Locate the word "JSON" in the entries below, then gather every line that holds it.
>> START Raw records
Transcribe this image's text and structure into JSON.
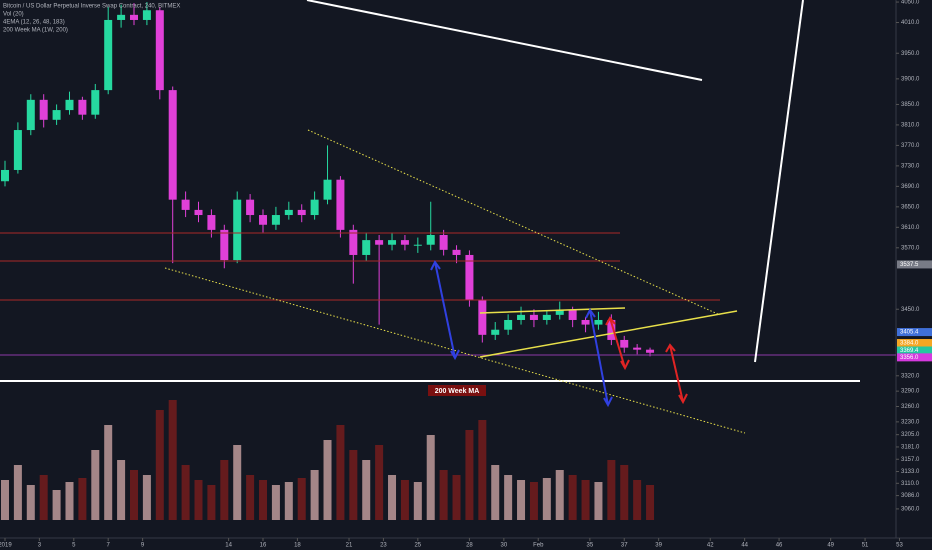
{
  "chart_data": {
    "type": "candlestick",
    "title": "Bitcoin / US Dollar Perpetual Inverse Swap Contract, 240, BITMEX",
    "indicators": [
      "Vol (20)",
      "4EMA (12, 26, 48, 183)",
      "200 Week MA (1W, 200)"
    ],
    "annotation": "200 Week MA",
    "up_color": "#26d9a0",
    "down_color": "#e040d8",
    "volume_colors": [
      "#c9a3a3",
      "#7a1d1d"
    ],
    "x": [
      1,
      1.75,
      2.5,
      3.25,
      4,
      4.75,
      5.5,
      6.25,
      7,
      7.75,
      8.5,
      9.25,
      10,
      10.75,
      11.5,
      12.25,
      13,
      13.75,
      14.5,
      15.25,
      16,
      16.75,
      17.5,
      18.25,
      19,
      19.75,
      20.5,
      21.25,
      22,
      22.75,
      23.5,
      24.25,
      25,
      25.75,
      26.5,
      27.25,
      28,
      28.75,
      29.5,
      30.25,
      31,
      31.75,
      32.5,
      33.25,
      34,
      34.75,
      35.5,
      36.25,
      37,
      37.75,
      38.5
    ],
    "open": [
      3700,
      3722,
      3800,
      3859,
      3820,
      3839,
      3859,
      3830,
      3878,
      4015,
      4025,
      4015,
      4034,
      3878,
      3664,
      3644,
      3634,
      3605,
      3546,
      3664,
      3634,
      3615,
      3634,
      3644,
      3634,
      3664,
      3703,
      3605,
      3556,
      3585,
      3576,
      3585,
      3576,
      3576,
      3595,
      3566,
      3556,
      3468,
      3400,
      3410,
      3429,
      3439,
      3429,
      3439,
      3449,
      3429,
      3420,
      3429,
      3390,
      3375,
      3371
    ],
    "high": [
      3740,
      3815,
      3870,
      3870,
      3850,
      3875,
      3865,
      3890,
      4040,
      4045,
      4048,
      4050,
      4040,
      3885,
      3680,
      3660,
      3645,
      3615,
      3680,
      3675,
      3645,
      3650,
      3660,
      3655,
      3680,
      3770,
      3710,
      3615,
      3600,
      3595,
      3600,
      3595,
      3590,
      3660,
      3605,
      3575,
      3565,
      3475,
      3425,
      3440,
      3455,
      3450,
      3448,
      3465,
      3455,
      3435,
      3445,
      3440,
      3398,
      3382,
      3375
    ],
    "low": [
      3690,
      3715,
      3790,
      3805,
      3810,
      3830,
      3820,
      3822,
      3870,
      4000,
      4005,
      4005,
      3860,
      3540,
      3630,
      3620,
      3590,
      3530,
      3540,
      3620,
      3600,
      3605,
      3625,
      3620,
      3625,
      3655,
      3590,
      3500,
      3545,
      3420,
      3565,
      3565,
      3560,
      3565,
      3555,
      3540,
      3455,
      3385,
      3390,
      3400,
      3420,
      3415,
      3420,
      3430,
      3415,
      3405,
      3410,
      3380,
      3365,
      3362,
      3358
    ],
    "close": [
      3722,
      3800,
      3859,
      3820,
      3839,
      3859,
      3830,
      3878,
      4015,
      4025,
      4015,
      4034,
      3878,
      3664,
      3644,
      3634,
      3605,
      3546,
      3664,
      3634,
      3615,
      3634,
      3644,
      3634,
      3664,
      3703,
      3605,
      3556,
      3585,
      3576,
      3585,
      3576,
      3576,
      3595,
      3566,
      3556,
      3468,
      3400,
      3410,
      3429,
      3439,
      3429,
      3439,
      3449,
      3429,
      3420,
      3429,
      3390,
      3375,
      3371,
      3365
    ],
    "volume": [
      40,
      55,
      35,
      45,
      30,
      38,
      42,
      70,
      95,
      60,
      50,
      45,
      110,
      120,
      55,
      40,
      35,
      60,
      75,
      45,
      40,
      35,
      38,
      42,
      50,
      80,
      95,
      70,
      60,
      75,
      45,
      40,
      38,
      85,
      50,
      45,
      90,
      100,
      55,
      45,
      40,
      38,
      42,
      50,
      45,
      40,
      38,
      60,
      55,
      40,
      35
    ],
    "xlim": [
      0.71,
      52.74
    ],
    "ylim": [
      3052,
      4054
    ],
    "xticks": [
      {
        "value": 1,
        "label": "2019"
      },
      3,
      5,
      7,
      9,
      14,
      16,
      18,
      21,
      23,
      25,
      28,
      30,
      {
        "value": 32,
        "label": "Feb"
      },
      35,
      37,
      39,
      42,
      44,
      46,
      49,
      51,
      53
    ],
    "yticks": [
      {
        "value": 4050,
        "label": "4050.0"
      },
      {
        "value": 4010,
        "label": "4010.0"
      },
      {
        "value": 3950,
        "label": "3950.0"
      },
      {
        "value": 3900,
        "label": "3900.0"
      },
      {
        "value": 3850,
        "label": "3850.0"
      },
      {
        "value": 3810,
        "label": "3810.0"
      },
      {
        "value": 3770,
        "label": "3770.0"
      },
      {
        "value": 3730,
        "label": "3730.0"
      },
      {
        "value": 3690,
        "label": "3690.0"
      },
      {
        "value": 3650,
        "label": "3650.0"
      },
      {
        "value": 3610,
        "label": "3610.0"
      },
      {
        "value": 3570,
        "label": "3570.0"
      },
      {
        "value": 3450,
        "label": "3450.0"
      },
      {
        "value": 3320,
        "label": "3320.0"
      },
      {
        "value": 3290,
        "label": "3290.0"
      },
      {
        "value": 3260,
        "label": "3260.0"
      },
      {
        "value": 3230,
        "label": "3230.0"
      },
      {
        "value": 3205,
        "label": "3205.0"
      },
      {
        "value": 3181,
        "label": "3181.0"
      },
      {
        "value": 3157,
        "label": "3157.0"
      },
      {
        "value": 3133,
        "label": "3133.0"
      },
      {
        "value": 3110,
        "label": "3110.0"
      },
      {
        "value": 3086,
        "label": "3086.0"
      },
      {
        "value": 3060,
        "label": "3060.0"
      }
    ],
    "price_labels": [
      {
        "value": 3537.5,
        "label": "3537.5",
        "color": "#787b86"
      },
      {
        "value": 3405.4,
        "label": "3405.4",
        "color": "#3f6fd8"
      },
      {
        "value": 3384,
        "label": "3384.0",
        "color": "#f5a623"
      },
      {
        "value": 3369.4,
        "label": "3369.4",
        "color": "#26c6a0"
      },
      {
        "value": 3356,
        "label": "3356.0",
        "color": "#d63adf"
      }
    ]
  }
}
>> END Raw records
>> START Raw records
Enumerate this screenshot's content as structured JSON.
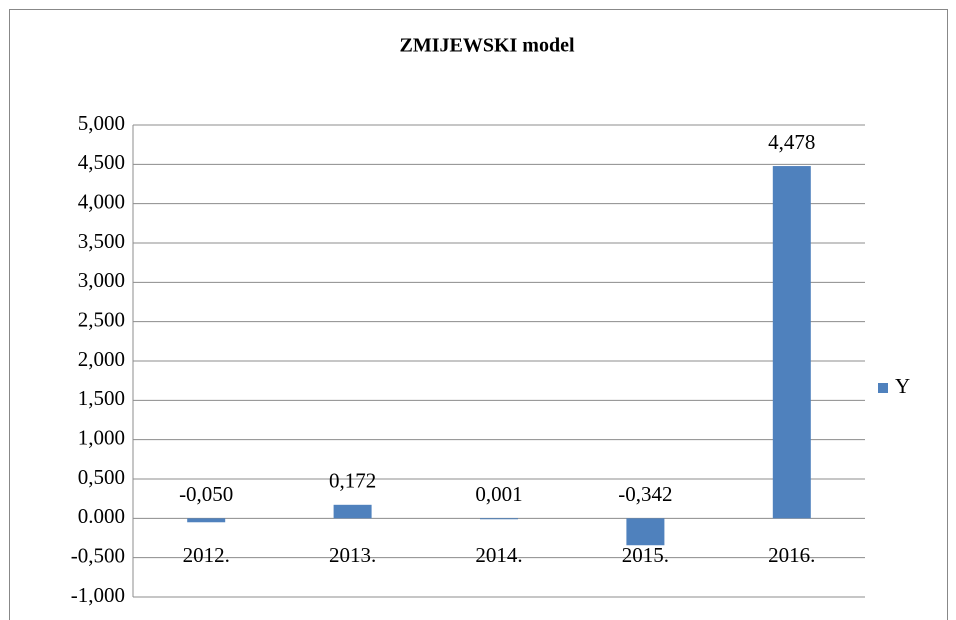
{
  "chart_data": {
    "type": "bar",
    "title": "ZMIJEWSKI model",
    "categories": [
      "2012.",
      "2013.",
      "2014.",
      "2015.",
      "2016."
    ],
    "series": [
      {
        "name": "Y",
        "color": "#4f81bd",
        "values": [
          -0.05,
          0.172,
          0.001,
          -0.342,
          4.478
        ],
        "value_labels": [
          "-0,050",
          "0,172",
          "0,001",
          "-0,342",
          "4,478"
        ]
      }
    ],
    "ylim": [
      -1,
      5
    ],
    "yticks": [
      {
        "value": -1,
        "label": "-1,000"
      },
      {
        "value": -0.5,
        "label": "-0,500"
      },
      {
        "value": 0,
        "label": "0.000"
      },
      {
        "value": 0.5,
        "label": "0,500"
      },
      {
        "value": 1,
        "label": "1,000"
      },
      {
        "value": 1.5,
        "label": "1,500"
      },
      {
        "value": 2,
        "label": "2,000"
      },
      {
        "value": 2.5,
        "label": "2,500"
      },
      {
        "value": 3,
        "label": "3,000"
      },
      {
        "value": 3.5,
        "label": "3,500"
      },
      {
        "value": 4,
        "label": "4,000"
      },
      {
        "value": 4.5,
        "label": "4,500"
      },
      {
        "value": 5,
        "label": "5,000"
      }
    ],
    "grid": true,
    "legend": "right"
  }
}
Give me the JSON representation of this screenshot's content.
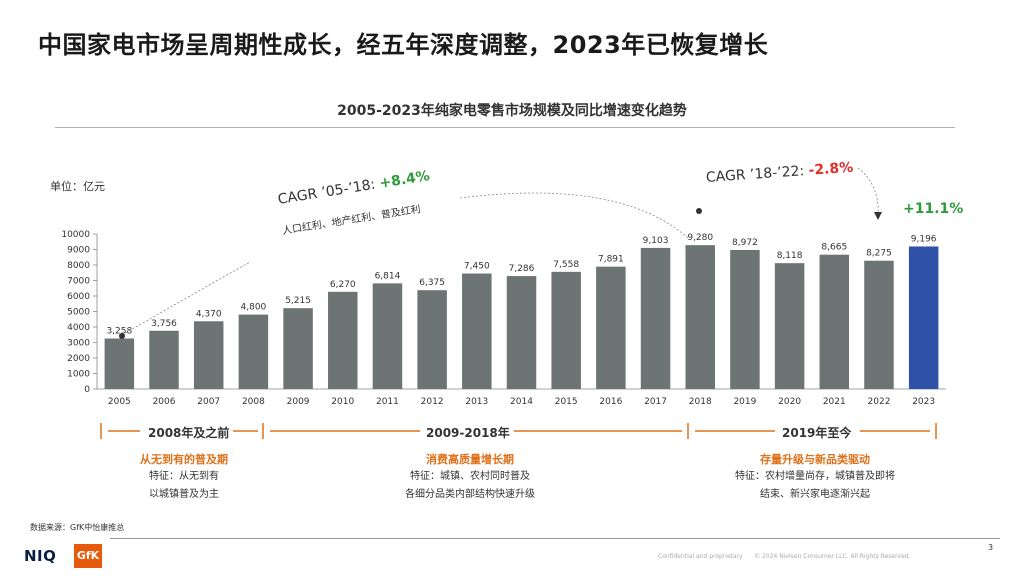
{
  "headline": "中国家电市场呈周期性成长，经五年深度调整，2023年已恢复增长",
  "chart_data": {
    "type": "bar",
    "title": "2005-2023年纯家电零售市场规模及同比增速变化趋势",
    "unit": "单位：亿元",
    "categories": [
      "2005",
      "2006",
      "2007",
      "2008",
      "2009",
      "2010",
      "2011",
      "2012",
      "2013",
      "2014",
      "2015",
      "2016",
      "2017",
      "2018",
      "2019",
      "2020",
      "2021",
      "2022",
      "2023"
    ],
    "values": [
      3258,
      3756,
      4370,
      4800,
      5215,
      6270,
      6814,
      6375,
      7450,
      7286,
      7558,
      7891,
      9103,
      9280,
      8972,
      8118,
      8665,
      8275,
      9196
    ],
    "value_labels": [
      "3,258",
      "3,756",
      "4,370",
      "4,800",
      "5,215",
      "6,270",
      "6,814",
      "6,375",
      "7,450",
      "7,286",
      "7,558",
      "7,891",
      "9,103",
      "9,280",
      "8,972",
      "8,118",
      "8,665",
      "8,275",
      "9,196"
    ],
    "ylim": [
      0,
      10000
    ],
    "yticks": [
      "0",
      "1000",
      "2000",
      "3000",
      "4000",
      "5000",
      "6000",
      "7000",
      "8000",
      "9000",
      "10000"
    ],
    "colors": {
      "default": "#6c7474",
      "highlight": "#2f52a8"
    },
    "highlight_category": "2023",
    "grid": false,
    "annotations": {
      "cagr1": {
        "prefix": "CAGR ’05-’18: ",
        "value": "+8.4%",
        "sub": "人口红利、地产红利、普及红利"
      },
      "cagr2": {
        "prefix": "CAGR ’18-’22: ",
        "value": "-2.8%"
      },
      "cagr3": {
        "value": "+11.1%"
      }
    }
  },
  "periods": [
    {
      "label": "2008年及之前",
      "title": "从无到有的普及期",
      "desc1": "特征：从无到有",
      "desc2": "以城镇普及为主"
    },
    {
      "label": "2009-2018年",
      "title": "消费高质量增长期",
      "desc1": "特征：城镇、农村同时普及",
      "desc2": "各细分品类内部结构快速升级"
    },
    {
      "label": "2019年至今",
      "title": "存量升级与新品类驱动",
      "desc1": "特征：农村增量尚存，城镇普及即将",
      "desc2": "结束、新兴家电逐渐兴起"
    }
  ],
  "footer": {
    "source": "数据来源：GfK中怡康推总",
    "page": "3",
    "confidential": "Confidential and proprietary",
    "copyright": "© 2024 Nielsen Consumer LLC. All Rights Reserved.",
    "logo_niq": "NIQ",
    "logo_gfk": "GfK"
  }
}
>> END Raw records
>> START Raw records
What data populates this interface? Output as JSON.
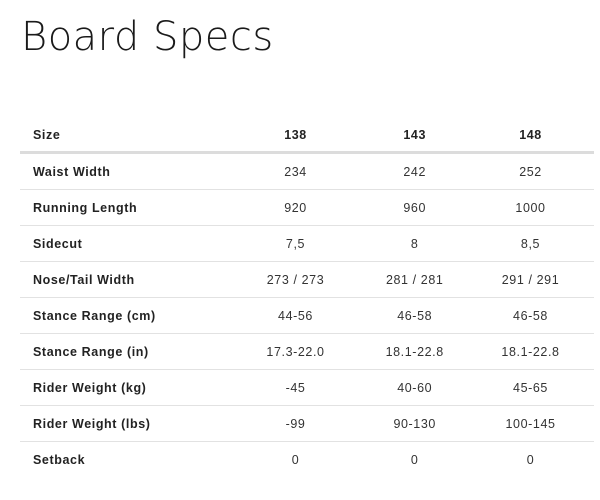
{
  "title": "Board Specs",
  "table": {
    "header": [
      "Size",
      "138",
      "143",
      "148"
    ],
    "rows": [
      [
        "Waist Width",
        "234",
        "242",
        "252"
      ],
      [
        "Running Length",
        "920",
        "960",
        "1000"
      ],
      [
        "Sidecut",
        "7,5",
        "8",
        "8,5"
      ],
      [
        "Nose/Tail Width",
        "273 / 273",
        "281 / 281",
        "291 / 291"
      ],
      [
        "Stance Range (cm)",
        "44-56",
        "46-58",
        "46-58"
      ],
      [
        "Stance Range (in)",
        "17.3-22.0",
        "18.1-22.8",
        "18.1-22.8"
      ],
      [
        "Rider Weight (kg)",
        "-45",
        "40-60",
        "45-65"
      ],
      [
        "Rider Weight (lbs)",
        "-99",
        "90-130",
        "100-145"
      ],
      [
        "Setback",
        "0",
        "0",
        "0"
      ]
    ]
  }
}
>> END Raw records
- **Exercise output**:
Transcribe this image's text and structure into JSON.
Enumerate this screenshot's content as structured JSON.
Give me the JSON representation of this screenshot's content.
What data populates this interface? Output as JSON.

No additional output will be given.